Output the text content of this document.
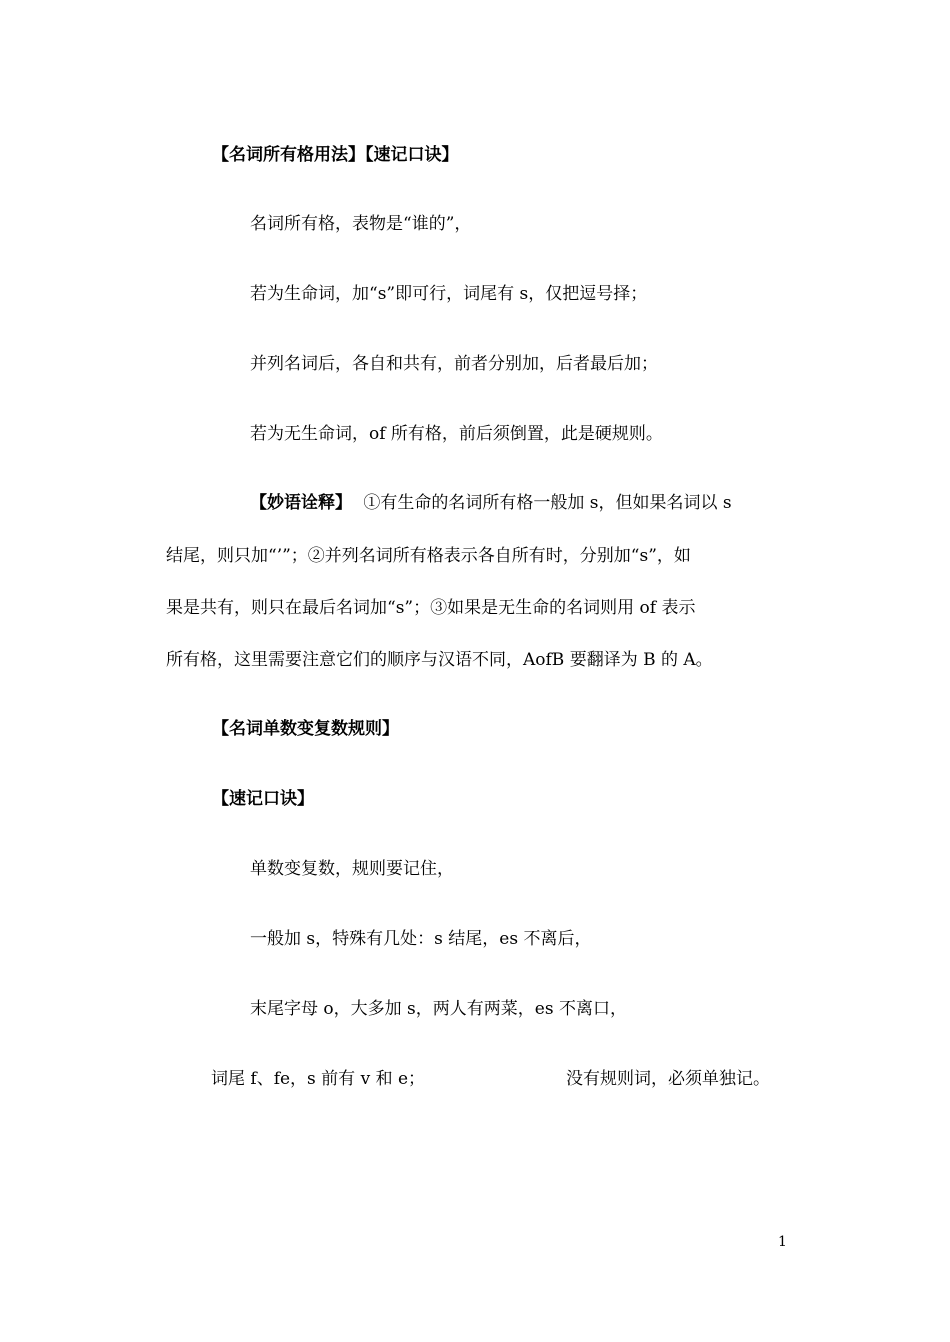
【名词所有格用法】【速记口诀】
名词所有格，表物是“谁的”，
若为生命词，加“s”即可行，词尾有 s，仅把逗号择；
并列名词后，各自和共有，前者分别加，后者最后加；
若为无生命词，of 所有格，前后须倒置，此是硬规则。
【妙语诠释】 ①有生命的名词所有格一般加 s，但如果名词以 s
结尾，则只加“’”；②并列名词所有格表示各自所有时，分别加“s”，如
果是共有，则只在最后名词加“s”；③如果是无生命的名词则用 of 表示
所有格，这里需要注意它们的顺序与汉语不同，AofB 要翻译为 B 的 A。
【名词单数变复数规则】
【速记口诀】
单数变复数，规则要记住，
一般加 s，特殊有几处：s 结尾，es 不离后，
末尾字母 o，大多加 s，两人有两菜，es 不离口，
词尾 f、fe，s 前有 v 和 e；	没有规则词，必须单独记。
1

» Stated task:
Pictures in the records above are left out; print everything else exactly as written.

» Full response:
Output the text content of this document.
【名词所有格用法】【速记口诀】
名词所有格，表物是“谁的”，
若为生命词，加“s”即可行，词尾有 s，仅把逗号择；
并列名词后，各自和共有，前者分别加，后者最后加；
若为无生命词，of 所有格，前后须倒置，此是硬规则。
【妙语诠释】 ①有生命的名词所有格一般加 s，但如果名词以 s
结尾，则只加“’”；②并列名词所有格表示各自所有时，分别加“s”，如
果是共有，则只在最后名词加“s”；③如果是无生命的名词则用 of 表示
所有格，这里需要注意它们的顺序与汉语不同，AofB 要翻译为 B 的 A。
【名词单数变复数规则】
【速记口诀】
单数变复数，规则要记住，
一般加 s，特殊有几处：s 结尾，es 不离后，
末尾字母 o，大多加 s，两人有两菜，es 不离口，
词尾 f、fe，s 前有 v 和 e；	没有规则词，必须单独记。
1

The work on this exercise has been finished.